## WORK REQUIRED:
Look below. Copy each line that has "marker" in it.

-------- DATASET EXCERPTS

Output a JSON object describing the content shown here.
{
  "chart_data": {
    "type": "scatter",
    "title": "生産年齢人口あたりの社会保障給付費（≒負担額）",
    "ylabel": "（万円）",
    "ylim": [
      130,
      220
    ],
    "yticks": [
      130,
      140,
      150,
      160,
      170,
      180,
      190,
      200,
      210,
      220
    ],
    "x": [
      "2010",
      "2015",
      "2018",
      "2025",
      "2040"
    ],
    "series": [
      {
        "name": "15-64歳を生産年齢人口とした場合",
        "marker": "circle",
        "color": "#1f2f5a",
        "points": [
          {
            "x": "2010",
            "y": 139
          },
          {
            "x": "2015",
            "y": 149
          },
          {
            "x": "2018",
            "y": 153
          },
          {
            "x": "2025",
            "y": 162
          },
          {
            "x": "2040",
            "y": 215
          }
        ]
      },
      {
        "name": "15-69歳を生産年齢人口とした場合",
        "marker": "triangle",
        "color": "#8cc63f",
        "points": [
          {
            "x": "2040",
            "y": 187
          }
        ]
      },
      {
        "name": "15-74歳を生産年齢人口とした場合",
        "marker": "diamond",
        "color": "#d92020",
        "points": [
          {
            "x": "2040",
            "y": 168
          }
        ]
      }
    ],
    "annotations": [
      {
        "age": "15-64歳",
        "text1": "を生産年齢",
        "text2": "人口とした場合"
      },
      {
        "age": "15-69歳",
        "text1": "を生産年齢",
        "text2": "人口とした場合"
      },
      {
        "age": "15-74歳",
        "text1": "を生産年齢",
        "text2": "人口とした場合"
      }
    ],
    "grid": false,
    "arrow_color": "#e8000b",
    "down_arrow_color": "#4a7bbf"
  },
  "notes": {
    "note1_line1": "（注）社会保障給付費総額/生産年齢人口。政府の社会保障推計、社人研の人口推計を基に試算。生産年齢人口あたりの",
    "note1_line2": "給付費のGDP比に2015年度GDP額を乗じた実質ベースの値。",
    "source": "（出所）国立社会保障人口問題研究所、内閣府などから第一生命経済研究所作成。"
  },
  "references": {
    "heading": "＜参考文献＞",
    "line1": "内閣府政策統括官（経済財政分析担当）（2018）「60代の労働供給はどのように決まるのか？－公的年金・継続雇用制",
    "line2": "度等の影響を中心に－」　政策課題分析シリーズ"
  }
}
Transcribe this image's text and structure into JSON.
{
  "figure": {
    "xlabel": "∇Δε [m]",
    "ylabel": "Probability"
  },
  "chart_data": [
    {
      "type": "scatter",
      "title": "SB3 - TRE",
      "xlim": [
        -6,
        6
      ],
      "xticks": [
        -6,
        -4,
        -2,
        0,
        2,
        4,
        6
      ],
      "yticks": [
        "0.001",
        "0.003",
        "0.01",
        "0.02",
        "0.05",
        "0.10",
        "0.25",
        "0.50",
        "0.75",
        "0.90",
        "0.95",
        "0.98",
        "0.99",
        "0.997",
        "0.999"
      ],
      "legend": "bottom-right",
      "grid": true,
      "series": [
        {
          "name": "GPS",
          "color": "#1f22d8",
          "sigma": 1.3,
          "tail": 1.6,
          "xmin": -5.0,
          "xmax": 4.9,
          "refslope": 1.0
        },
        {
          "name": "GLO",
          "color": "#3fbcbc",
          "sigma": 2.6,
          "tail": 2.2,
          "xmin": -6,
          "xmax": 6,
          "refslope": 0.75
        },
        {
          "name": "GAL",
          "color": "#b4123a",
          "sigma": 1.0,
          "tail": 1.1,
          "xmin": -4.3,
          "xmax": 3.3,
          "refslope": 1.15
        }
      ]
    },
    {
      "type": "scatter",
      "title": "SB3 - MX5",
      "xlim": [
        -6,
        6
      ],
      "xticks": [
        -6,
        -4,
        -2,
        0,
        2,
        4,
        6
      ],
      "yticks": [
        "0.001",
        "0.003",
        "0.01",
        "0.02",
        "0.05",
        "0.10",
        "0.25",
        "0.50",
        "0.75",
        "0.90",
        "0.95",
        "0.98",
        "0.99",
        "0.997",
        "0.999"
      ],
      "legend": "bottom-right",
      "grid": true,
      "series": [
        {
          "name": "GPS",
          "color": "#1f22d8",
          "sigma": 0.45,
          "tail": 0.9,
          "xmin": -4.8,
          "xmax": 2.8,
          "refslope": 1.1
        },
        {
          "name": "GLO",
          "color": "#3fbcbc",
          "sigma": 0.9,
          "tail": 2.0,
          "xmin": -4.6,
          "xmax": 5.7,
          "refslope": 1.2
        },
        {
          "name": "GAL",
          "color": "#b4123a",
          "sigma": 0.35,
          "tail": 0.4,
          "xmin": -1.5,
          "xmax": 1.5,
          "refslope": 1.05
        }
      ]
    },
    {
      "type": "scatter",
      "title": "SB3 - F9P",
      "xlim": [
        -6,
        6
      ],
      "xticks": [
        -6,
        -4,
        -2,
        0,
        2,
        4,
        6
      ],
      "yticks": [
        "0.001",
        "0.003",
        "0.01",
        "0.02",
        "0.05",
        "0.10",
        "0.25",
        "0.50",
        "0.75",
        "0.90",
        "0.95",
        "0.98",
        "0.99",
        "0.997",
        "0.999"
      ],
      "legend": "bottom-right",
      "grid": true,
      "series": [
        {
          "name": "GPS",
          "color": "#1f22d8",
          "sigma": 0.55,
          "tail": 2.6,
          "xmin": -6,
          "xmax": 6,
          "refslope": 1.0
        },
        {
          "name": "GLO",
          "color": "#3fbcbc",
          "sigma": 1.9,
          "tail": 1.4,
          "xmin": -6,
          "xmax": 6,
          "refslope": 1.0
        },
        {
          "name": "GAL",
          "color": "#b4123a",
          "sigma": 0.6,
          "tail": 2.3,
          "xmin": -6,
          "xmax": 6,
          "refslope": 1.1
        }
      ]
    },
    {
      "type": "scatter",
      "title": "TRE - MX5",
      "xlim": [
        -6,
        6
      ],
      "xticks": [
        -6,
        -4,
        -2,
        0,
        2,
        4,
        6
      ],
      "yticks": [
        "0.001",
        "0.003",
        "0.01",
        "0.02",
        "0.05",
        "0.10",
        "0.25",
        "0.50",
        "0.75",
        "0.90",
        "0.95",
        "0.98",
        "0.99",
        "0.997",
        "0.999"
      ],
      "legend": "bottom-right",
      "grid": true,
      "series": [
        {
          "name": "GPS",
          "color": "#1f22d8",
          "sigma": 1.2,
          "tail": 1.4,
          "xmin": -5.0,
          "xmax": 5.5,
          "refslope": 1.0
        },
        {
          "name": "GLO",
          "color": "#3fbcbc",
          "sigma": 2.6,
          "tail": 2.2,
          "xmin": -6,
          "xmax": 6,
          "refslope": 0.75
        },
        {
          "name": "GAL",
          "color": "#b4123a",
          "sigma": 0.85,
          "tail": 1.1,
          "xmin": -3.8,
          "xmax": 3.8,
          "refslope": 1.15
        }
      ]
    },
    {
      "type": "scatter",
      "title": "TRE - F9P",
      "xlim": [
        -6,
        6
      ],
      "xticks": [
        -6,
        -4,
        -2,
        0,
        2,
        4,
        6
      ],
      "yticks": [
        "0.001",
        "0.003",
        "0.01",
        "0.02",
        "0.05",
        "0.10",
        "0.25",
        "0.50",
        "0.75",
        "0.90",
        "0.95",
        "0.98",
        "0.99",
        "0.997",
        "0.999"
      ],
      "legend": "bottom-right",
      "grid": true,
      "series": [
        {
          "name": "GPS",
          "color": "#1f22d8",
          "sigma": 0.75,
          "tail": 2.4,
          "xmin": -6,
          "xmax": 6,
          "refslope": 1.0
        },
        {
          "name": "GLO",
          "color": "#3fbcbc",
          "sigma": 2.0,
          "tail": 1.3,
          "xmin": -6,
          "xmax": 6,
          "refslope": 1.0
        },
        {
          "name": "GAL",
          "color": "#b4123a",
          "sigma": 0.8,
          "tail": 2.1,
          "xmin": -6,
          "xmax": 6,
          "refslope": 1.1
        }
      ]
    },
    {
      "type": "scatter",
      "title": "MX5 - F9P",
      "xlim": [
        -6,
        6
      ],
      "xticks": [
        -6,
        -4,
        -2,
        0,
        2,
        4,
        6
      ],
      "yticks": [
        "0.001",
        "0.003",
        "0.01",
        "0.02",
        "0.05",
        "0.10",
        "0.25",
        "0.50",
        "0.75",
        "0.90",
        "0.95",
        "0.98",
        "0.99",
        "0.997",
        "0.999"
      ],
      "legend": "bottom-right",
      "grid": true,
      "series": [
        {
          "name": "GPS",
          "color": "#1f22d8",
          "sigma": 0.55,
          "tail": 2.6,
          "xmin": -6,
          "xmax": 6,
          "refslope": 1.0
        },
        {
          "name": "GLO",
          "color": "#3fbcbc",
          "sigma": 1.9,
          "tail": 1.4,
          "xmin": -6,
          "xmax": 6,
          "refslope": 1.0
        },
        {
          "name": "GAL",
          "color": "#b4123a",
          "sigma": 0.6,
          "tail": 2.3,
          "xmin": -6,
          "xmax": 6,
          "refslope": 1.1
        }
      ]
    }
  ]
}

----------------

## THE ANSWER:
        "marker": "circle",
        "marker": "triangle",
        "marker": "diamond",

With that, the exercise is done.